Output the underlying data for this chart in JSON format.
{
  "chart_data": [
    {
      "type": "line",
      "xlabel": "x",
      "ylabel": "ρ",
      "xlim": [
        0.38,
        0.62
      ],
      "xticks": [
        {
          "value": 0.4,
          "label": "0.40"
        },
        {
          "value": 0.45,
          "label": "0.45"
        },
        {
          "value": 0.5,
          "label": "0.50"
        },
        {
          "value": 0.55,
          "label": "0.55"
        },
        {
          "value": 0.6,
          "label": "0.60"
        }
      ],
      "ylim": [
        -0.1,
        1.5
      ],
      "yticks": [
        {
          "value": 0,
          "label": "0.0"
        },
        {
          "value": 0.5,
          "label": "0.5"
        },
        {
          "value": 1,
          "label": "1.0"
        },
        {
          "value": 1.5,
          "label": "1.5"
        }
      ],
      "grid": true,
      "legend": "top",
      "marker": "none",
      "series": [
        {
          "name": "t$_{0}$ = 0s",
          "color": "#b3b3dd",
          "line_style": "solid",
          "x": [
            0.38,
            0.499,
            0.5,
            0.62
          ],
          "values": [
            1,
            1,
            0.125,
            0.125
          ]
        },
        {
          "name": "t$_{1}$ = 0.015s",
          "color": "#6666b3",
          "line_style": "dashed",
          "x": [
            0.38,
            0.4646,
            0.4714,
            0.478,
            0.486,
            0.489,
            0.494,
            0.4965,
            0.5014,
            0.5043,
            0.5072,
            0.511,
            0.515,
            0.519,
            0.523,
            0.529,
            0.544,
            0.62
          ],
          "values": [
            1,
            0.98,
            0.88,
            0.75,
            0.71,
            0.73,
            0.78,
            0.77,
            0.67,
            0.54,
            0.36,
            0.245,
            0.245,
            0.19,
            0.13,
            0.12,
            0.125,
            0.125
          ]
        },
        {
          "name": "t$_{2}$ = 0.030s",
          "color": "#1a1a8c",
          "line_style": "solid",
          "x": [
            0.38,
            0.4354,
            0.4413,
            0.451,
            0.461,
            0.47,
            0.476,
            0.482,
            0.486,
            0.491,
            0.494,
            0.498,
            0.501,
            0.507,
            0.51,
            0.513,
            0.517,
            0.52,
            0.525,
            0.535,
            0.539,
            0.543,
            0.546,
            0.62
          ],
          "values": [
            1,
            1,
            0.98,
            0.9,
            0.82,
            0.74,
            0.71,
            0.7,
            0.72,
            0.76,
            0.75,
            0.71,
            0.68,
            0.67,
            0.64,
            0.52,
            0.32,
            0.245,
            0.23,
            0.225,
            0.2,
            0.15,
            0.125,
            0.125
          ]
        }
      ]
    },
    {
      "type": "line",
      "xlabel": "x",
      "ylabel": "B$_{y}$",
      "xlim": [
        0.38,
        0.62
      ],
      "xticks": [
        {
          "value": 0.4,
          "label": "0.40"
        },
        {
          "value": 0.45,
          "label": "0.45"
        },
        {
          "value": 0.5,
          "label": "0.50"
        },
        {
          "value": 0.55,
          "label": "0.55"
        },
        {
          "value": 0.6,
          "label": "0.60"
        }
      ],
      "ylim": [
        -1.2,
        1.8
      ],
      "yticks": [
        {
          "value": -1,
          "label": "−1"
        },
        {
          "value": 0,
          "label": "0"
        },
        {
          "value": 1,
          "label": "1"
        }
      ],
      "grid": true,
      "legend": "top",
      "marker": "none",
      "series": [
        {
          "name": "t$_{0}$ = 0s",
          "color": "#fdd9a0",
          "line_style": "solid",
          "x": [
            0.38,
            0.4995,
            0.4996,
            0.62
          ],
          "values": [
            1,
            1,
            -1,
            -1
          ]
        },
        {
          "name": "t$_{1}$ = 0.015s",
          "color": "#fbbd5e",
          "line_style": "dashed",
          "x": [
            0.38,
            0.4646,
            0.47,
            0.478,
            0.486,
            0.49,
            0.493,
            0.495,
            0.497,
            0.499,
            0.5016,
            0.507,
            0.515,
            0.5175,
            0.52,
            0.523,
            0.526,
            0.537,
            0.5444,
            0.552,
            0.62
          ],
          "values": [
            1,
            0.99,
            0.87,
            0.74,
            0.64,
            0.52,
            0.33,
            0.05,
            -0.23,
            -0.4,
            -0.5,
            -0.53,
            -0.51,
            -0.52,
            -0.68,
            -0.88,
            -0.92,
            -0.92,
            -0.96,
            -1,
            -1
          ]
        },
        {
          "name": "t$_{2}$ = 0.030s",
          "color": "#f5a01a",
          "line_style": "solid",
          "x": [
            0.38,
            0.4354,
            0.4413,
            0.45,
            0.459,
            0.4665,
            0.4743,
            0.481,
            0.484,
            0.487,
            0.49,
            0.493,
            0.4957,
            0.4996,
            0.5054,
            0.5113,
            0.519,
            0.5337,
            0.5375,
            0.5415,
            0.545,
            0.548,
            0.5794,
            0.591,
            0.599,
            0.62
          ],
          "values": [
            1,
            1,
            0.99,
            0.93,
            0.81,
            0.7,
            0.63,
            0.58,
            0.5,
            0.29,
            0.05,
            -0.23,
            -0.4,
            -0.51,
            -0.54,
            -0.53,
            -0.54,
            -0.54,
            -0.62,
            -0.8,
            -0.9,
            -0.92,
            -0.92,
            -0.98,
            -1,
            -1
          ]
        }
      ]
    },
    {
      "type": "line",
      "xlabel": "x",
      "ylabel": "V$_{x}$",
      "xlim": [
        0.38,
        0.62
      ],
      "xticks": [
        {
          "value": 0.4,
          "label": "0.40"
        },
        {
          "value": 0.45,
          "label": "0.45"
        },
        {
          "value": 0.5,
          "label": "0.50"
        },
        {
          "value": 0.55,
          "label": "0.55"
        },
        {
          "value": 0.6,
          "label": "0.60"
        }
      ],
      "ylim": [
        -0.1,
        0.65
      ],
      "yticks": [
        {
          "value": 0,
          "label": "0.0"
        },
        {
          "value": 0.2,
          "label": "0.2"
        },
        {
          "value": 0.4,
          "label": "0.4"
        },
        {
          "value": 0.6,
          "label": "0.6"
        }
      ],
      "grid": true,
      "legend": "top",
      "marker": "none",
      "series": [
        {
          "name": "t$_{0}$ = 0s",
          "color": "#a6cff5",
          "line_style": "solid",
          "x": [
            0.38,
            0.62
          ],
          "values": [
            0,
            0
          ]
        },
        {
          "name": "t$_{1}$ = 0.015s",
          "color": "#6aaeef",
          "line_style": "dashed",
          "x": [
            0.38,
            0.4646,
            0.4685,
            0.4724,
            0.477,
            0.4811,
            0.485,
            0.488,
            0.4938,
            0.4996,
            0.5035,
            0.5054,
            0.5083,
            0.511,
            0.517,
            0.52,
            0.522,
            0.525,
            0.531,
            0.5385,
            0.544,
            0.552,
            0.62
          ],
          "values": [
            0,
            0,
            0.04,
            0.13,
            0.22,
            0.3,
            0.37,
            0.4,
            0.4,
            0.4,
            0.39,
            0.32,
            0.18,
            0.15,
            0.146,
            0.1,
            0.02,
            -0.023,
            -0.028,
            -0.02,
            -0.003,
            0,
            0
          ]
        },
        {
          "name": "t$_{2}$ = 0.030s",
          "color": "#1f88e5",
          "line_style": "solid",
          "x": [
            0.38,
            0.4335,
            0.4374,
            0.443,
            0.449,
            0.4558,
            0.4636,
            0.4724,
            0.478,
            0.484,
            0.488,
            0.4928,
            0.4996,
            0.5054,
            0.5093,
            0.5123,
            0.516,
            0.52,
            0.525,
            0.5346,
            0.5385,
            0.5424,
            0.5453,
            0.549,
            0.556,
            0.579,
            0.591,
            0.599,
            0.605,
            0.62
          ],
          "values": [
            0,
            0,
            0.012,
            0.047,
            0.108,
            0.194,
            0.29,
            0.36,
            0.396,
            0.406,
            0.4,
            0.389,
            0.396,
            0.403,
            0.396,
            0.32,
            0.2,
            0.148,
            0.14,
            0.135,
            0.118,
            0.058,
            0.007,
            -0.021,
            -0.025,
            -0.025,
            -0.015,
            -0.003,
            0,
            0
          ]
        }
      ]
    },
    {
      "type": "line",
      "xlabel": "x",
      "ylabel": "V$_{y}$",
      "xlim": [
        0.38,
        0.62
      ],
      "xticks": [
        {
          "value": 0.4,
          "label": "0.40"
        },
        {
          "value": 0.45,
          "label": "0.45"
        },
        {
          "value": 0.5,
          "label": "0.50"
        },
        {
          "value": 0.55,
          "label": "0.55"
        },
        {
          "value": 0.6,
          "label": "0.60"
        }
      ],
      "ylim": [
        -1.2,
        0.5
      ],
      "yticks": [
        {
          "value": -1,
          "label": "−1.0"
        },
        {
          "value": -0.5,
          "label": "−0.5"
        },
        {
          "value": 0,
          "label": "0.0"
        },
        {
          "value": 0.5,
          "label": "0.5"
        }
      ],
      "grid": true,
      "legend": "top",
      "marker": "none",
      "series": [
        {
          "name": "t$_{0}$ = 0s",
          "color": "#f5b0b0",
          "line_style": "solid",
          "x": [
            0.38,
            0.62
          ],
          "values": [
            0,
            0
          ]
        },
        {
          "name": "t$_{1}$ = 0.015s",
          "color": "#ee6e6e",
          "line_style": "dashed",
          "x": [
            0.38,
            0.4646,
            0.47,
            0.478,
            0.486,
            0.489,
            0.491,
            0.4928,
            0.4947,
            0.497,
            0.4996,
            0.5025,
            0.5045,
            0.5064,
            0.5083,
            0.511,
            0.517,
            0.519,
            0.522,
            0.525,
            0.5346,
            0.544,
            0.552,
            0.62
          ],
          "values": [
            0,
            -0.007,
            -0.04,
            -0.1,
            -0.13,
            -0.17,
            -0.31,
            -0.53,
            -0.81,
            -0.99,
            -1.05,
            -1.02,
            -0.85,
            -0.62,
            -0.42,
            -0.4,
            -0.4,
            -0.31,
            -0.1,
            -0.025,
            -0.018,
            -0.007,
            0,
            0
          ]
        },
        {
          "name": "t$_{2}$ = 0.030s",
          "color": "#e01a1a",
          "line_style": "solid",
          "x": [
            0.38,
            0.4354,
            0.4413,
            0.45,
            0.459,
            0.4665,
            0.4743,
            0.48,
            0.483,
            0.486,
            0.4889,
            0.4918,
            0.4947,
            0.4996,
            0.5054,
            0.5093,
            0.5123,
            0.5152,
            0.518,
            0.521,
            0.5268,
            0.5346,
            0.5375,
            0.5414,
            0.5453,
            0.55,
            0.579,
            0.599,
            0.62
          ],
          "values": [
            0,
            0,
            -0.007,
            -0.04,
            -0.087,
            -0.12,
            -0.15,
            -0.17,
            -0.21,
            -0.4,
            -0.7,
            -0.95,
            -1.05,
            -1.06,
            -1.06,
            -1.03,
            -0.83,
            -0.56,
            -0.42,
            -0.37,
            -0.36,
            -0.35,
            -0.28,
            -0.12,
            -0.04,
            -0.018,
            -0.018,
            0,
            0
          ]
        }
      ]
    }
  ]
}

* [Short task]:
Out of the preceding entries, pull every line containing the string "ylabel".

* [Finished task]:
      "ylabel": "ρ",
      "ylabel": "B$_{y}$",
      "ylabel": "V$_{x}$",
      "ylabel": "V$_{y}$",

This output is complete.